_PROBLEM TO WORK ON_:
Locate the lines where "fees" occurs and copy them as they stand.

_PROVIDED ENTRIES_:
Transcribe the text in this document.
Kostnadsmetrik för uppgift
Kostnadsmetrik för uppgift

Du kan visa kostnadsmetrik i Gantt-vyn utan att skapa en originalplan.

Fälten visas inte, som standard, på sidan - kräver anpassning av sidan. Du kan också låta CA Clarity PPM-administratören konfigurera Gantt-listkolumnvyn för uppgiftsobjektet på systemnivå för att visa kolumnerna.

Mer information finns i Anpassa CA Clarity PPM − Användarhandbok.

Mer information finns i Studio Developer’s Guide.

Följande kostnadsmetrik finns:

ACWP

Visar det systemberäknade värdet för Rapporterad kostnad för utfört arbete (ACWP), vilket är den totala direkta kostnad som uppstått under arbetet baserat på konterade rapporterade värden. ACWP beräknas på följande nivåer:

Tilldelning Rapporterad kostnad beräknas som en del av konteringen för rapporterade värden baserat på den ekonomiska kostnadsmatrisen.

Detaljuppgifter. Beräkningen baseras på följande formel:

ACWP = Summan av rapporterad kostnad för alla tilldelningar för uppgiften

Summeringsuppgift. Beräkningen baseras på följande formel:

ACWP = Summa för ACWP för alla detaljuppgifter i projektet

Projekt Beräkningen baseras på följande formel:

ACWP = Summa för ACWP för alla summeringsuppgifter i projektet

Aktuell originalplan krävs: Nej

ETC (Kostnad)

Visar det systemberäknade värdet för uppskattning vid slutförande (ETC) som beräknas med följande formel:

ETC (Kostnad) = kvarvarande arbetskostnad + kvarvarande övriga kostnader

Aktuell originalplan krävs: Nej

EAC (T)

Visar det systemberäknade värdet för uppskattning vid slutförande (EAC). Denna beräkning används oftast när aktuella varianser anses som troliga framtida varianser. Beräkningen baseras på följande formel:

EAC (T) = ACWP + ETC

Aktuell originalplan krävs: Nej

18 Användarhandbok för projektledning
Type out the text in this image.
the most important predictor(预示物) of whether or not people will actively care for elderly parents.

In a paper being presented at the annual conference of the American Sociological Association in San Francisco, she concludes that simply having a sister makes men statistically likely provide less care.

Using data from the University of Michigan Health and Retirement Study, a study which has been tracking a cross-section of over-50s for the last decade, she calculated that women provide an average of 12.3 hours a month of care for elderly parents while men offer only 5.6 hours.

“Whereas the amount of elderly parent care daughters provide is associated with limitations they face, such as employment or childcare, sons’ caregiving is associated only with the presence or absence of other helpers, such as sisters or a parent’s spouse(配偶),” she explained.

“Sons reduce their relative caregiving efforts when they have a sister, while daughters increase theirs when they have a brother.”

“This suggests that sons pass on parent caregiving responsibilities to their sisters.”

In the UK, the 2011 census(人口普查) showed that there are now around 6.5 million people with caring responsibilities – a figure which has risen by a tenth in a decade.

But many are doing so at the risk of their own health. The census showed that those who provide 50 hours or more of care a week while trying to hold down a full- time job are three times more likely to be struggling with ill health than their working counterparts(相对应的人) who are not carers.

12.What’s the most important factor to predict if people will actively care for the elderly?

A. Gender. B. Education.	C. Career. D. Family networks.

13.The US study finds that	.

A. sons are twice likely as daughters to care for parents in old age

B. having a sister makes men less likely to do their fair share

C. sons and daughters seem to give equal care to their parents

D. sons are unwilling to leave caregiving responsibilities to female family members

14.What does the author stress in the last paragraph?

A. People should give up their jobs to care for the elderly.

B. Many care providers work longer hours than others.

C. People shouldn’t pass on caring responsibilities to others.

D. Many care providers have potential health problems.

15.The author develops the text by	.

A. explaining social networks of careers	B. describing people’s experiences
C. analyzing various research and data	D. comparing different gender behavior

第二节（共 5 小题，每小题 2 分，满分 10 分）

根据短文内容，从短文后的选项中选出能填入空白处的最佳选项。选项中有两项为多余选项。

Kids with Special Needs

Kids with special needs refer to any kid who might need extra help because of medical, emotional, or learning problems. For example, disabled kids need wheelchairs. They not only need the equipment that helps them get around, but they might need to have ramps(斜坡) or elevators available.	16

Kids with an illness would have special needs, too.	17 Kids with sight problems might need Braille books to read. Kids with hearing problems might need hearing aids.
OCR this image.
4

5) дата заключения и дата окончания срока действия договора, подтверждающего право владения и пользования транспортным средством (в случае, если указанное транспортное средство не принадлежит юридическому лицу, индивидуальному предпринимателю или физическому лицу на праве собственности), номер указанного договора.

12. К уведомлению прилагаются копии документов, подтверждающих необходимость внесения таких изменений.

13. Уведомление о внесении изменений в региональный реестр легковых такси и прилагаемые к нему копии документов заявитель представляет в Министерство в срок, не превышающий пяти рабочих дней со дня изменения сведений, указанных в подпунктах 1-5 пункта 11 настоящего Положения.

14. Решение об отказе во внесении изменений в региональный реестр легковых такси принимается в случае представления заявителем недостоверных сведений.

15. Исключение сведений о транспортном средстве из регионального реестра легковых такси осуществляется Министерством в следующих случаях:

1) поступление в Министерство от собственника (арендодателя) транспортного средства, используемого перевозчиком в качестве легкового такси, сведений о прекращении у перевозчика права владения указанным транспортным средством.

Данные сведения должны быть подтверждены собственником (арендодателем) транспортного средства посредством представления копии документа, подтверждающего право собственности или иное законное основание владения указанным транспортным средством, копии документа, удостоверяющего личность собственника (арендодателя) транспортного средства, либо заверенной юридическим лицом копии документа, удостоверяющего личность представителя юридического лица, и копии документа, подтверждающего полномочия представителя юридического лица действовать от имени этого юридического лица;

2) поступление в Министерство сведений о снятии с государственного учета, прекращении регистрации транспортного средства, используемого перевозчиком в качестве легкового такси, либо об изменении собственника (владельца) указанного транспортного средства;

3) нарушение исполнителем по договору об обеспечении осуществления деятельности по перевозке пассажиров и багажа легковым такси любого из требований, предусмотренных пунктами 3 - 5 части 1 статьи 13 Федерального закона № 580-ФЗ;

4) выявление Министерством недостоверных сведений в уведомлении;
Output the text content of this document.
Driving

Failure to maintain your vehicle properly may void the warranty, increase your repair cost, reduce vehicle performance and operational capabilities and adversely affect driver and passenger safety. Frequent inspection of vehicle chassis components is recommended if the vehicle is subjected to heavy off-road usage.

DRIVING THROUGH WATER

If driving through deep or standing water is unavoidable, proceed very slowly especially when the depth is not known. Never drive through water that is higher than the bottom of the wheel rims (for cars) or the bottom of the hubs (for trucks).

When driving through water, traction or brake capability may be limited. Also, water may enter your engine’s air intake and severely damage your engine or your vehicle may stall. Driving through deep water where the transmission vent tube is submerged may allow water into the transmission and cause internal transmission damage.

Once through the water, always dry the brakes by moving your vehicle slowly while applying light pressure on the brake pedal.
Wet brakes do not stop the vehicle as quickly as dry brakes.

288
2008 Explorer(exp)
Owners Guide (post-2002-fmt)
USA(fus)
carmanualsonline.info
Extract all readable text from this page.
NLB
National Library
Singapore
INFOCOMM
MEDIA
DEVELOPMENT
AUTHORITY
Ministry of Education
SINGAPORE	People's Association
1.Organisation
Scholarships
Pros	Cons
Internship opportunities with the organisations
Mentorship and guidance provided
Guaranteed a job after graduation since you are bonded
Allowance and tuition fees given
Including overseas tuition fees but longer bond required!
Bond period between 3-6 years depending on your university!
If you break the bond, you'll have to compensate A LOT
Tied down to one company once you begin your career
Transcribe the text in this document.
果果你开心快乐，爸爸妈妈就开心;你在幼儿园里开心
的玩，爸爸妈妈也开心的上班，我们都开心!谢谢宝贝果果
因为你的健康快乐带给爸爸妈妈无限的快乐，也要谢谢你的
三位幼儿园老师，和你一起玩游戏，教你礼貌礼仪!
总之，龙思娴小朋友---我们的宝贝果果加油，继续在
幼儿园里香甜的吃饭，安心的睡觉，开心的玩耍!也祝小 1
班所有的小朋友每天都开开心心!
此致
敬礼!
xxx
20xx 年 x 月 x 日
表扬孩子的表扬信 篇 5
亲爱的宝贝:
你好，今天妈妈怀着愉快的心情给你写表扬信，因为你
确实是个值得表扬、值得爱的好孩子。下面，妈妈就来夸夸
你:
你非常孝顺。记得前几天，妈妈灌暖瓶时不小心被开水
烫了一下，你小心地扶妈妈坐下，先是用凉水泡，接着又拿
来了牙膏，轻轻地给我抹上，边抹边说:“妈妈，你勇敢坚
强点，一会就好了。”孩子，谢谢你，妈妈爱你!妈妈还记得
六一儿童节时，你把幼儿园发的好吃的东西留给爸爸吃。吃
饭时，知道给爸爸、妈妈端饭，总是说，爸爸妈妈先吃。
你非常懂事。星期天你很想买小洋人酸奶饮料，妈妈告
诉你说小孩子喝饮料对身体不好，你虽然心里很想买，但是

_WRITTEN ANSWER_:
Allowance and tuition fees given
Including overseas tuition fees but longer bond required!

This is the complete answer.